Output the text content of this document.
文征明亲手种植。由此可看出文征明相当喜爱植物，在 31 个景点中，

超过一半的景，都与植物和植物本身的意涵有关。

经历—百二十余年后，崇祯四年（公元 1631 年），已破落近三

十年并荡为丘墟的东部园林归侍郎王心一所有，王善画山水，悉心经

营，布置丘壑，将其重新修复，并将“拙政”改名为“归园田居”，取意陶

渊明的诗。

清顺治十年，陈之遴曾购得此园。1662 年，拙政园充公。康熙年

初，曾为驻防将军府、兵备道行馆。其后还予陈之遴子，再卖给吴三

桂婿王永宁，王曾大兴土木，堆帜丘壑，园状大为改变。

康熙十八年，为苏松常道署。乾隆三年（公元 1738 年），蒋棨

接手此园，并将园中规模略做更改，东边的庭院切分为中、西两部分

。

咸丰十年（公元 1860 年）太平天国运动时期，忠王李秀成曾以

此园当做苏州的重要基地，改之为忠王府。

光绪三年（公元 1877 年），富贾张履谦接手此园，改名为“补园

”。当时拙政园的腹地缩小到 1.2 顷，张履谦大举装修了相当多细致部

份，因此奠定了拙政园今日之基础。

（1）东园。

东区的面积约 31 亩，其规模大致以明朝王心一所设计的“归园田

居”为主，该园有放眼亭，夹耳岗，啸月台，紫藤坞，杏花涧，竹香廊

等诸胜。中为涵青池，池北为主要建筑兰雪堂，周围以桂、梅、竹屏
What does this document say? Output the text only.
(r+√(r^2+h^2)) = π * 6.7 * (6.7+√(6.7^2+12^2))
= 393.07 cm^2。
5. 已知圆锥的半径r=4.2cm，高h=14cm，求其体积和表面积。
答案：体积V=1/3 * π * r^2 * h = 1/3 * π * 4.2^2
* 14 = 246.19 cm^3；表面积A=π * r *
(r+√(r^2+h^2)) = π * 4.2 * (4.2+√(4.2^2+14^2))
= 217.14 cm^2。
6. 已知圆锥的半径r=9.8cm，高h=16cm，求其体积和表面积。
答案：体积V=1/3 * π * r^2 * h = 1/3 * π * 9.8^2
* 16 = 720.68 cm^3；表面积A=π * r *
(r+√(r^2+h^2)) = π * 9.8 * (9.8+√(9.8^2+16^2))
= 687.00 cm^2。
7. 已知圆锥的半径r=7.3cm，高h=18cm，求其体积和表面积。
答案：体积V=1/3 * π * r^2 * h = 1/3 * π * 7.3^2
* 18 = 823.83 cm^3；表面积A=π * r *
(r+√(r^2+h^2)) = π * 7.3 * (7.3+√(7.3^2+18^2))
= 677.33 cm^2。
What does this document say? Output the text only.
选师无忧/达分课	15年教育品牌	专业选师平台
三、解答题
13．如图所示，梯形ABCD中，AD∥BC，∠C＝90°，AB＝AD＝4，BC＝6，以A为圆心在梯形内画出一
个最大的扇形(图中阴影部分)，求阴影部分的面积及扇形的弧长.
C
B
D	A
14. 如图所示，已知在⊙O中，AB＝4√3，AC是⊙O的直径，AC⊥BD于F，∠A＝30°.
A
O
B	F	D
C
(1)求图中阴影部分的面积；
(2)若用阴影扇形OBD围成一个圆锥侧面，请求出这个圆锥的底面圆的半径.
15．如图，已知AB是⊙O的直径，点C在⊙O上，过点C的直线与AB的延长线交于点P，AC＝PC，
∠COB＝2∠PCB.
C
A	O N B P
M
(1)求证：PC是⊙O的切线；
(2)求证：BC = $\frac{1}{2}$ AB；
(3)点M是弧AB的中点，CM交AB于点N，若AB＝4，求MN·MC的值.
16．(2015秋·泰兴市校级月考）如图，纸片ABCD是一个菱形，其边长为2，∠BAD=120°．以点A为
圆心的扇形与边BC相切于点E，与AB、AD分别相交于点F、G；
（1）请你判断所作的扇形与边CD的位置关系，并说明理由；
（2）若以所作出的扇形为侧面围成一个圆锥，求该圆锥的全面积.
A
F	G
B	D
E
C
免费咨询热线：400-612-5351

************

▶ _Exercise requirements_: Report how many lines in the records hold the word "表面积A", giving the number and nothing else.

▶ _Exercise response_: 3